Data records
———
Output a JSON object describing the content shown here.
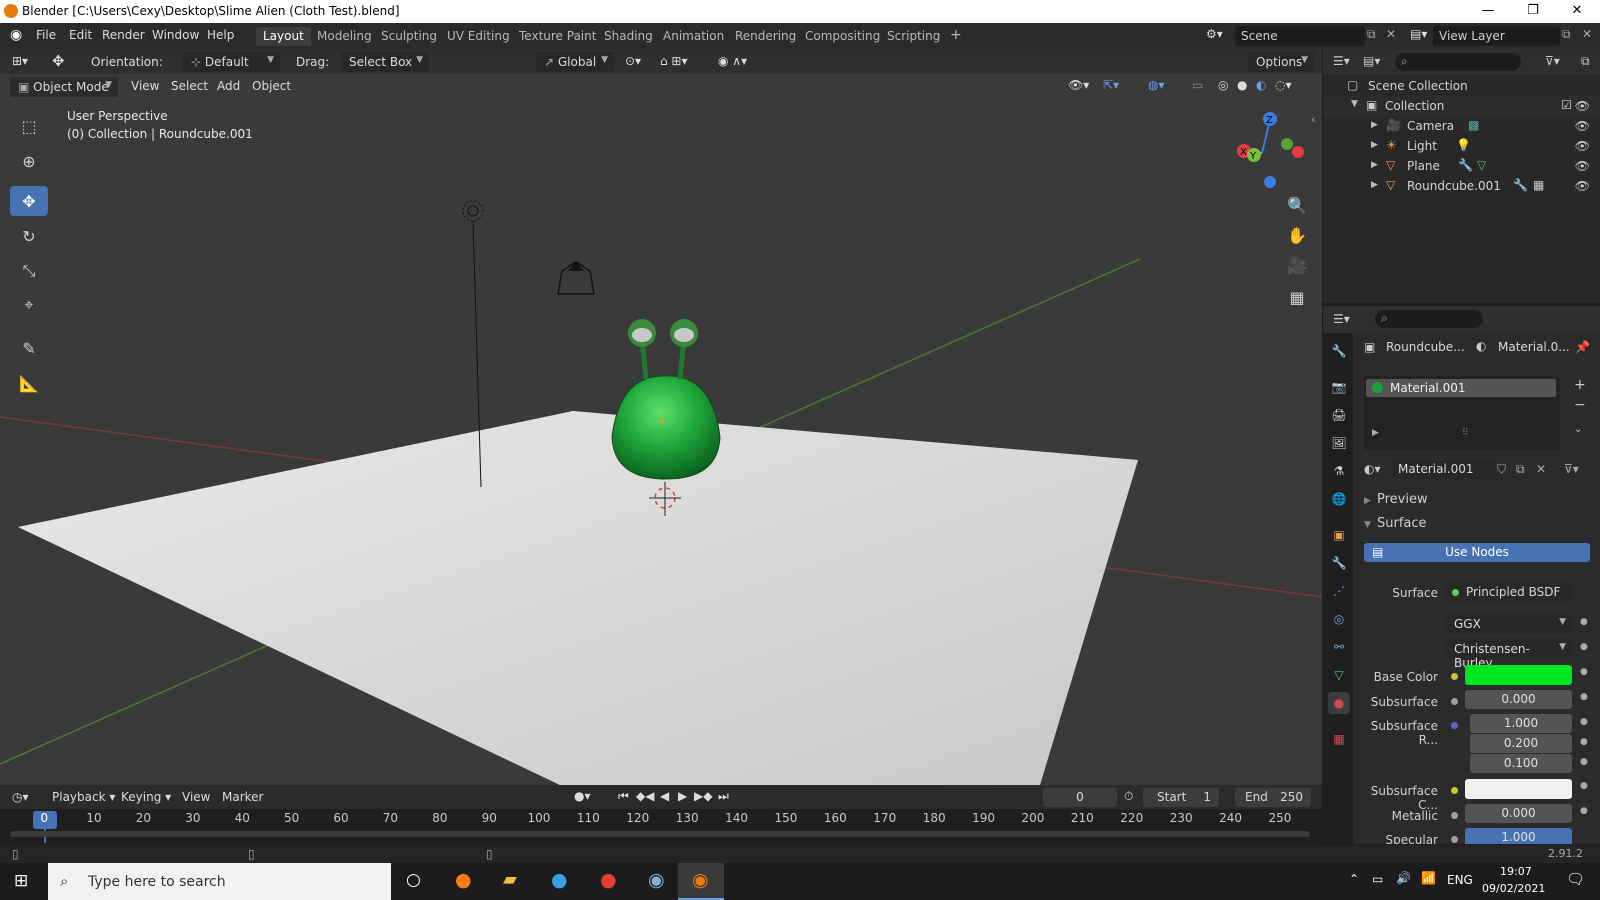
{
  "window": {
    "title": "Blender [C:\\Users\\Cexy\\Desktop\\Slime Alien (Cloth Test).blend]",
    "minimize": "—",
    "maximize": "❐",
    "close": "✕"
  },
  "menu": {
    "items": [
      "File",
      "Edit",
      "Render",
      "Window",
      "Help"
    ],
    "workspaces": [
      "Layout",
      "Modeling",
      "Sculpting",
      "UV Editing",
      "Texture Paint",
      "Shading",
      "Animation",
      "Rendering",
      "Compositing",
      "Scripting"
    ],
    "add_tab": "+",
    "scene": "Scene",
    "view_layer": "View Layer"
  },
  "toolbar": {
    "orientation_label": "Orientation:",
    "orientation_value": "Default",
    "drag_label": "Drag:",
    "drag_value": "Select Box",
    "transform_space": "Global",
    "options": "Options"
  },
  "viewport_header": {
    "mode": "Object Mode",
    "menus": [
      "View",
      "Select",
      "Add",
      "Object"
    ]
  },
  "viewport": {
    "perspective": "User Perspective",
    "collection_info": "(0) Collection | Roundcube.001"
  },
  "outliner": {
    "root": "Scene Collection",
    "collection": "Collection",
    "objects": [
      "Camera",
      "Light",
      "Plane",
      "Roundcube.001"
    ]
  },
  "properties": {
    "object_name": "Roundcube...",
    "material_short": "Material.0...",
    "slot_material": "Material.001",
    "material_name": "Material.001",
    "preview_label": "Preview",
    "surface_section": "Surface",
    "use_nodes": "Use Nodes",
    "surface_label": "Surface",
    "surface_value": "Principled BSDF",
    "distribution": "GGX",
    "subsurface_method": "Christensen-Burley",
    "base_color_label": "Base Color",
    "base_color": "#00e61f",
    "subsurface_label": "Subsurface",
    "subsurface_value": "0.000",
    "subsurface_radius_label": "Subsurface R...",
    "subsurface_radius": [
      "1.000",
      "0.200",
      "0.100"
    ],
    "subsurface_color_label": "Subsurface C...",
    "subsurface_color": "#f0f0f0",
    "metallic_label": "Metallic",
    "metallic_value": "0.000",
    "specular_label": "Specular",
    "specular_value": "1.000"
  },
  "timeline": {
    "menus": [
      "Playback",
      "Keying",
      "View",
      "Marker"
    ],
    "current_frame": "0",
    "start_label": "Start",
    "start": "1",
    "end_label": "End",
    "end": "250",
    "frames": [
      "0",
      "10",
      "20",
      "30",
      "40",
      "50",
      "60",
      "70",
      "80",
      "90",
      "100",
      "110",
      "120",
      "130",
      "140",
      "150",
      "160",
      "170",
      "180",
      "190",
      "200",
      "210",
      "220",
      "230",
      "240",
      "250"
    ]
  },
  "status": {
    "version": "2.91.2"
  },
  "taskbar": {
    "search_placeholder": "Type here to search",
    "language": "ENG",
    "time": "19:07",
    "date": "09/02/2021"
  },
  "colors": {
    "accent": "#4772b3",
    "active_frame": "#4772b3",
    "blender_orange": "#e87d0d",
    "x_axis": "#e04040",
    "y_axis": "#7cc040",
    "z_axis": "#3a7ee0"
  }
}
———
• _GIVEN REQUEST_
Transcribe the full listing character for character. Pictures are excluded.

• _EXERCISE OUTPUT_
Output a JSON object describing the content shown here.
{
  "window": {
    "title": "Blender [C:\\Users\\Cexy\\Desktop\\Slime Alien (Cloth Test).blend]",
    "minimize": "—",
    "maximize": "❐",
    "close": "✕"
  },
  "menu": {
    "items": [
      "File",
      "Edit",
      "Render",
      "Window",
      "Help"
    ],
    "workspaces": [
      "Layout",
      "Modeling",
      "Sculpting",
      "UV Editing",
      "Texture Paint",
      "Shading",
      "Animation",
      "Rendering",
      "Compositing",
      "Scripting"
    ],
    "add_tab": "+",
    "scene": "Scene",
    "view_layer": "View Layer"
  },
  "toolbar": {
    "orientation_label": "Orientation:",
    "orientation_value": "Default",
    "drag_label": "Drag:",
    "drag_value": "Select Box",
    "transform_space": "Global",
    "options": "Options"
  },
  "viewport_header": {
    "mode": "Object Mode",
    "menus": [
      "View",
      "Select",
      "Add",
      "Object"
    ]
  },
  "viewport": {
    "perspective": "User Perspective",
    "collection_info": "(0) Collection | Roundcube.001"
  },
  "outliner": {
    "root": "Scene Collection",
    "collection": "Collection",
    "objects": [
      "Camera",
      "Light",
      "Plane",
      "Roundcube.001"
    ]
  },
  "properties": {
    "object_name": "Roundcube...",
    "material_short": "Material.0...",
    "slot_material": "Material.001",
    "material_name": "Material.001",
    "preview_label": "Preview",
    "surface_section": "Surface",
    "use_nodes": "Use Nodes",
    "surface_label": "Surface",
    "surface_value": "Principled BSDF",
    "distribution": "GGX",
    "subsurface_method": "Christensen-Burley",
    "base_color_label": "Base Color",
    "base_color": "#00e61f",
    "subsurface_label": "Subsurface",
    "subsurface_value": "0.000",
    "subsurface_radius_label": "Subsurface R...",
    "subsurface_radius": [
      "1.000",
      "0.200",
      "0.100"
    ],
    "subsurface_color_label": "Subsurface C...",
    "subsurface_color": "#f0f0f0",
    "metallic_label": "Metallic",
    "metallic_value": "0.000",
    "specular_label": "Specular",
    "specular_value": "1.000"
  },
  "timeline": {
    "menus": [
      "Playback",
      "Keying",
      "View",
      "Marker"
    ],
    "current_frame": "0",
    "start_label": "Start",
    "start": "1",
    "end_label": "End",
    "end": "250",
    "frames": [
      "0",
      "10",
      "20",
      "30",
      "40",
      "50",
      "60",
      "70",
      "80",
      "90",
      "100",
      "110",
      "120",
      "130",
      "140",
      "150",
      "160",
      "170",
      "180",
      "190",
      "200",
      "210",
      "220",
      "230",
      "240",
      "250"
    ]
  },
  "status": {
    "version": "2.91.2"
  },
  "taskbar": {
    "search_placeholder": "Type here to search",
    "language": "ENG",
    "time": "19:07",
    "date": "09/02/2021"
  },
  "colors": {
    "accent": "#4772b3",
    "active_frame": "#4772b3",
    "blender_orange": "#e87d0d",
    "x_axis": "#e04040",
    "y_axis": "#7cc040",
    "z_axis": "#3a7ee0"
  }
}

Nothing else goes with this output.